→ **Problem statement**
State how many lines contain "ultimi", and write nothing except that count.

→ **Data supplied**
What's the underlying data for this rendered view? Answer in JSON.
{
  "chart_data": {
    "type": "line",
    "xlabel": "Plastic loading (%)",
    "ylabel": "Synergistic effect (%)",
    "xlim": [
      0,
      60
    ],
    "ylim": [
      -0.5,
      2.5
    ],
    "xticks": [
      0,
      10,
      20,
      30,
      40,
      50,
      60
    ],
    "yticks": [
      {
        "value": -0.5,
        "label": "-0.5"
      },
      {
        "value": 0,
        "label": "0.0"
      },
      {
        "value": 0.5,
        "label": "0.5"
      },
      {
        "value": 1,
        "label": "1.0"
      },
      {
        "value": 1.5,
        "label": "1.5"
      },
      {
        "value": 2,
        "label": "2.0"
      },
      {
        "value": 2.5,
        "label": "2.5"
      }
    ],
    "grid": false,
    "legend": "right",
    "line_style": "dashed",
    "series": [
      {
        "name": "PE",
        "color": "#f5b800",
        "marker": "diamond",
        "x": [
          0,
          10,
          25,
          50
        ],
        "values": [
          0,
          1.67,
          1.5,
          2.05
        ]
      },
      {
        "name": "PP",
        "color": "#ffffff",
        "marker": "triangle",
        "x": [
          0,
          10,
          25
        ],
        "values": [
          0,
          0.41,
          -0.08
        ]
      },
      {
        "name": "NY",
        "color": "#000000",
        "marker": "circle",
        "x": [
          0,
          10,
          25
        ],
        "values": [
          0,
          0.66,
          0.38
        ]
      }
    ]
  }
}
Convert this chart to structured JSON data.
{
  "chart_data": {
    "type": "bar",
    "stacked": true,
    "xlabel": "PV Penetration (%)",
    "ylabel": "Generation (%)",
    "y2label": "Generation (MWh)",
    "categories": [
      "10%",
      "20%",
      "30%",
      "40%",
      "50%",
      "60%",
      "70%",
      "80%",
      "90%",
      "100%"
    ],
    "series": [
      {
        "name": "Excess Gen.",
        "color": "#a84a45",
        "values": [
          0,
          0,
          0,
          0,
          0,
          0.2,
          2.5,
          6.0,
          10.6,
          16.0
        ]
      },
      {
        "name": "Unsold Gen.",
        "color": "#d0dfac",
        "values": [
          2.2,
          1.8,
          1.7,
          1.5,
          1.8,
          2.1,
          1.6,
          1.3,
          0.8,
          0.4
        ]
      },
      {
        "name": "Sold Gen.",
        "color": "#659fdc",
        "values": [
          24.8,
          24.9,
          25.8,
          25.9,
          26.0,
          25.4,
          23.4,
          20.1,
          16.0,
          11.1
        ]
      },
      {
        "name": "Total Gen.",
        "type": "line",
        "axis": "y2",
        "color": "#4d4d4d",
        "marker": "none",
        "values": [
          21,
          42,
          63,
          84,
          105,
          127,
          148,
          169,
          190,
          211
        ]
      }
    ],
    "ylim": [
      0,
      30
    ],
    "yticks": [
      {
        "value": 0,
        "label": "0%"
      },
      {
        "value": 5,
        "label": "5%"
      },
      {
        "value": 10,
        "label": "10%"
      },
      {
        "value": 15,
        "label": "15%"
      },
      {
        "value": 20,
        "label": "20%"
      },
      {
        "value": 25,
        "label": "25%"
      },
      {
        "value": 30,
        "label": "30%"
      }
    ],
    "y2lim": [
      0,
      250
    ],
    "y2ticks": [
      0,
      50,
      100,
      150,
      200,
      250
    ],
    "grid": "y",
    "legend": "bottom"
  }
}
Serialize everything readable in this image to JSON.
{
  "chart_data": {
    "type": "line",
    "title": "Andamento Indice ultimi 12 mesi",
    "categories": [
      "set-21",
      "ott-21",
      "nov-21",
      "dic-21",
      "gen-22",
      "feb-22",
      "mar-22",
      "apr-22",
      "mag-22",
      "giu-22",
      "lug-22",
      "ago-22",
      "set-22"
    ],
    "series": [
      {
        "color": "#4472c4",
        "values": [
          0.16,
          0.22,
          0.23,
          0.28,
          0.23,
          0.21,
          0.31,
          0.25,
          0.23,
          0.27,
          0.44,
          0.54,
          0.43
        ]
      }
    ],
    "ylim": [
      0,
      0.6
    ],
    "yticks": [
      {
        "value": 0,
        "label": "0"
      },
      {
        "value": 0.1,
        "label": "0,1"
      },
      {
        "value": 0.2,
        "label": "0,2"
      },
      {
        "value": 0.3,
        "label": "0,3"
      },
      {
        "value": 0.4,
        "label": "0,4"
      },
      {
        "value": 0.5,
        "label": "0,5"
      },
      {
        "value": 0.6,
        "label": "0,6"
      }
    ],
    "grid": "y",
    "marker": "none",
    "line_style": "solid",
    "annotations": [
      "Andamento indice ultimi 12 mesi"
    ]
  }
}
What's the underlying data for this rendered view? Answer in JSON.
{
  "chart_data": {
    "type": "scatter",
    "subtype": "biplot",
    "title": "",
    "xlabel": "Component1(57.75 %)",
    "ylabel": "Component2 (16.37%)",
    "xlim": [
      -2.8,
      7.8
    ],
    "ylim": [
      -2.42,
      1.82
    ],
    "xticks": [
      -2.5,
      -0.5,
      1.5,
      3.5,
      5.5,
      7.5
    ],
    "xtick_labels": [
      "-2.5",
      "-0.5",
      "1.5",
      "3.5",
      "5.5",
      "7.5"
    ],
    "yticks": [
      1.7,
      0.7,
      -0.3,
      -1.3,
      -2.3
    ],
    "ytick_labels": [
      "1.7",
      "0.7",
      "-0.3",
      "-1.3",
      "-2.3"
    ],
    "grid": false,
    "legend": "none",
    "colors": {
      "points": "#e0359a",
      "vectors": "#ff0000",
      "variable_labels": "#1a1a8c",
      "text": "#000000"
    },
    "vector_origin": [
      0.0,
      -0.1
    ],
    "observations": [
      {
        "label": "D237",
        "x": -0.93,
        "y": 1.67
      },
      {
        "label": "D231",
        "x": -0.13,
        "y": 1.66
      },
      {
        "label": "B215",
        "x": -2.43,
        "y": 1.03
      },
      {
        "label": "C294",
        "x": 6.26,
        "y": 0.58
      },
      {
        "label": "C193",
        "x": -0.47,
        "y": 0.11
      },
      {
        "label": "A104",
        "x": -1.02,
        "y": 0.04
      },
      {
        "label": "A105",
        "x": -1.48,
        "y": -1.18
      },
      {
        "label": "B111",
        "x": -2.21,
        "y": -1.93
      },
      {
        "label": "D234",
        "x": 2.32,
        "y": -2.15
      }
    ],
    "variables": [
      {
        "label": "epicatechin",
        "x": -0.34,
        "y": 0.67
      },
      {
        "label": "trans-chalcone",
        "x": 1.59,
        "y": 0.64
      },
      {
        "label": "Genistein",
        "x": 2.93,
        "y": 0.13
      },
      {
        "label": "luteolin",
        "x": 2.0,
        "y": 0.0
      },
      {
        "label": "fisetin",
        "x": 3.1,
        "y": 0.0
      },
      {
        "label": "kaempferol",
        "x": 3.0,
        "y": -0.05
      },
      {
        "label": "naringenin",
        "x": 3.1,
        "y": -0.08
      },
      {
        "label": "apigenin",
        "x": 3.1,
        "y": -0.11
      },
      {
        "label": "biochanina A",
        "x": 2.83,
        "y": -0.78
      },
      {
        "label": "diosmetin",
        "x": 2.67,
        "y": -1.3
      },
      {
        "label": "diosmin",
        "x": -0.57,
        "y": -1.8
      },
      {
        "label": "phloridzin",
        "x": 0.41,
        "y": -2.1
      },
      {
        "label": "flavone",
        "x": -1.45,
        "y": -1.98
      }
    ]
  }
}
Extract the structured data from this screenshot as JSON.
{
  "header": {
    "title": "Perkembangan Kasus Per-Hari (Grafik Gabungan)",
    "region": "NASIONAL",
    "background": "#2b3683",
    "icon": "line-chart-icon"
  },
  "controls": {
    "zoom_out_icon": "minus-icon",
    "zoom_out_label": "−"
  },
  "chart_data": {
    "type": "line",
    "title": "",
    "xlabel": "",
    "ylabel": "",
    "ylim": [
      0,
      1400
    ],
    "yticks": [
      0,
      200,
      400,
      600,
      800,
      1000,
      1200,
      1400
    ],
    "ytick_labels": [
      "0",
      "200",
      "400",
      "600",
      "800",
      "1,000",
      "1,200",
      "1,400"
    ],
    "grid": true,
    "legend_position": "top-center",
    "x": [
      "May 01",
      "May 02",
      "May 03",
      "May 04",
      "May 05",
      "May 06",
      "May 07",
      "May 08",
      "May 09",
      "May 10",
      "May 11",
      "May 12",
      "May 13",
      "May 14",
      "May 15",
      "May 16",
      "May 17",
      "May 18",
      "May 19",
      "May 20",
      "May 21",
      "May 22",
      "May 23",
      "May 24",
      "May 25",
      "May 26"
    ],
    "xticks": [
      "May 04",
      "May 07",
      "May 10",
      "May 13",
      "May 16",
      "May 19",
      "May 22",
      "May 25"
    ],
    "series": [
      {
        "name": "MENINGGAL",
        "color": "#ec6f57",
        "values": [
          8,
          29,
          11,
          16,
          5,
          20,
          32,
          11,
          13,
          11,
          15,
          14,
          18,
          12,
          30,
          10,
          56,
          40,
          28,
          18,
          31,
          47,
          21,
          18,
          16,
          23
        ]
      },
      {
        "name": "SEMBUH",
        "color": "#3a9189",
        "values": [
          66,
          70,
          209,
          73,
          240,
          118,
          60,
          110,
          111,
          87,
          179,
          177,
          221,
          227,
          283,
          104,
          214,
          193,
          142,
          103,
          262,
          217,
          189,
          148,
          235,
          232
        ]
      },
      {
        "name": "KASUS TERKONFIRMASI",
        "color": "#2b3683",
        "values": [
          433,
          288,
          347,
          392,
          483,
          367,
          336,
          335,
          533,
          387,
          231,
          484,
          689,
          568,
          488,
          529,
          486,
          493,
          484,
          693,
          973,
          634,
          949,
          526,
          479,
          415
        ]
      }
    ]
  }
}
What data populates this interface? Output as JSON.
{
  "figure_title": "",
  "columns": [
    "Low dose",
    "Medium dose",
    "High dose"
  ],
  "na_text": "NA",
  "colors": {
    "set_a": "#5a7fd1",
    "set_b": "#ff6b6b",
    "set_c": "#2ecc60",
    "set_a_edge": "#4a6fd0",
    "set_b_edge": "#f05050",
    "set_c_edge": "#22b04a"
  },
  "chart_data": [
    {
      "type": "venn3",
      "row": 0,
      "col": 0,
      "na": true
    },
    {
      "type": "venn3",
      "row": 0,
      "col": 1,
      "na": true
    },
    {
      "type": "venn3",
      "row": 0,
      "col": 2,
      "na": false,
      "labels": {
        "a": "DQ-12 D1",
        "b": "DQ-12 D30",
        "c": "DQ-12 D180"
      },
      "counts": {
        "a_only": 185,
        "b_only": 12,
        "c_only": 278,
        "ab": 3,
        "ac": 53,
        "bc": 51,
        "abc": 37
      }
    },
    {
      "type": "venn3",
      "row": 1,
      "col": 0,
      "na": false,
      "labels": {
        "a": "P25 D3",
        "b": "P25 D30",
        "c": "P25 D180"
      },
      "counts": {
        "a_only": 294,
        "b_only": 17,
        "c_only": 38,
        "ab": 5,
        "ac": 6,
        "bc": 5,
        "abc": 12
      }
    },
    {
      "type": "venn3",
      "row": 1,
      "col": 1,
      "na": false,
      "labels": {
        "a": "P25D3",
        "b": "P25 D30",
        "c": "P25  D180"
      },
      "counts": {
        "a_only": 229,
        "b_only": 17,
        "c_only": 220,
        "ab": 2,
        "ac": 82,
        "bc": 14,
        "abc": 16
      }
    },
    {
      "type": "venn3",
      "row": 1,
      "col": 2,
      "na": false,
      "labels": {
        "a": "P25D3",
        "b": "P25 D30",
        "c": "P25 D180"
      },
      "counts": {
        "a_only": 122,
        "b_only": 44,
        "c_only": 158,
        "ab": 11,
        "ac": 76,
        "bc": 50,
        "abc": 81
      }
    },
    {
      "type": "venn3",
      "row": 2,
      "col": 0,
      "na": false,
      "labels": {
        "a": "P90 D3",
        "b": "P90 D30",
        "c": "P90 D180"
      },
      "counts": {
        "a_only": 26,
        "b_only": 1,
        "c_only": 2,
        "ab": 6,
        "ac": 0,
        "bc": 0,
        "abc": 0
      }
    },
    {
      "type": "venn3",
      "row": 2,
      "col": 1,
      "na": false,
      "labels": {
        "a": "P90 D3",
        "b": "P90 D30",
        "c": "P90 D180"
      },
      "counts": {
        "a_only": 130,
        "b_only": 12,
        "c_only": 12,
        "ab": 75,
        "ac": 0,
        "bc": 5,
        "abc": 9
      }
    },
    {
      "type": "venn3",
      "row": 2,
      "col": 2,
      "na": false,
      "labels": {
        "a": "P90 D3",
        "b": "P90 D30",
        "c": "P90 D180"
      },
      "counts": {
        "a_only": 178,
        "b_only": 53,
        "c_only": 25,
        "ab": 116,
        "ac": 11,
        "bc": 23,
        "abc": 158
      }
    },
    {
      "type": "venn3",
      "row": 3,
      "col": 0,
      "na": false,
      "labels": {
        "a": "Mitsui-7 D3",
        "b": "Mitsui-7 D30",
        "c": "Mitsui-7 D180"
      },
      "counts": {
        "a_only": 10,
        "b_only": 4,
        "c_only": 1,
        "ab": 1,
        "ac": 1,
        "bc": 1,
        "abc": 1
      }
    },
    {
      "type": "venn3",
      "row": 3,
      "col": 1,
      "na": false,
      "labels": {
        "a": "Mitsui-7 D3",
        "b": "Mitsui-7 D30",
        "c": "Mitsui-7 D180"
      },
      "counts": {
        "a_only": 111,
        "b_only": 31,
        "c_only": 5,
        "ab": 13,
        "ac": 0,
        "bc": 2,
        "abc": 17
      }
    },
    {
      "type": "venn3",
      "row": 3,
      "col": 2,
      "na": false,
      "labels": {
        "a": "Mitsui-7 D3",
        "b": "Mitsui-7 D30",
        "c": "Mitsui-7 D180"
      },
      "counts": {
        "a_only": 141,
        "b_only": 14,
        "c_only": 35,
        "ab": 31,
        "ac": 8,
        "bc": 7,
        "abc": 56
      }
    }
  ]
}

→ **Task output**
2